→ **QUOTED TEXT**
[Start]
We're given a list of piles of bananas where piles[i] describes the number of bananas in the pile.
We're given a time limit, h, where we need to eat all of the bananas. We're asked to find the minimum
rate, k, at which we need to eat the bananas.

Using binary search, we kind search for the minimum rate at which we can eat all the bananas within
the given time. We do this by creating our own range, 1 to max(piles), that describes the rates we
can choose from. We binary search through this range of rates, and at each selection, we iterate
through the piles and calculate the time it would take to eat all the bananas at the selected rate.

If the time it takes to eat all the bananas at our current rate is too fast, such that t, time, is
less than our limit, h, we reduce our range by half, setting r = k. Now we can select from a slower
rate, because we're looking for the minimum. If we take too much time such that t, time, is greater
than our limit, h, we know we need to speed up the rate, setting l = k + 1.

Eventually the binary search will succeed and r will be the minimum rate at which we can eat all the
bananas within the given time.

The solution is as follows:


  from math import ceil

  class Solution:
      def minEatingSpeed(self, piles: List[int], h: int) -> int:
          l, r = 1, max(piles)

          while l < r:
              k, t = (r + l) // 2, 0

              for pile in piles:
                  t += ceil(pile / k)

              if t <= h:
                  r = k
              else:
                  l = k + 1

          return r


_ Time Complexity:

  O(n log(m)) - Where m is the maximum number in piles and n is the nummber of piles. We binary
  search through a range of (1, m) and operate on each pile during each step of the search.

_ Space Complexity:

  O(1) - We use constant space to conduct our search.
[End]
→ **INFORMATION SHOWN**
[Start]
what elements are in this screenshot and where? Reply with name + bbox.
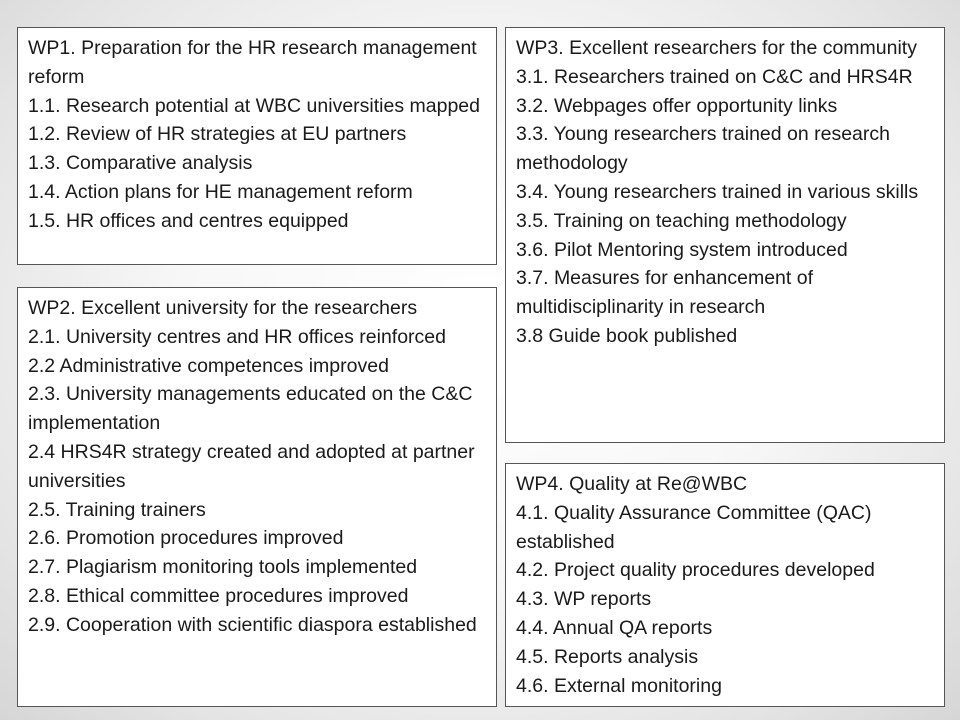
[End]
→ **TASK OBJECTIVE**
Please state the range of eating rates that the banana-piles write-up searches through.

→ **WORKED ANSWER**
From 1 to max(piles).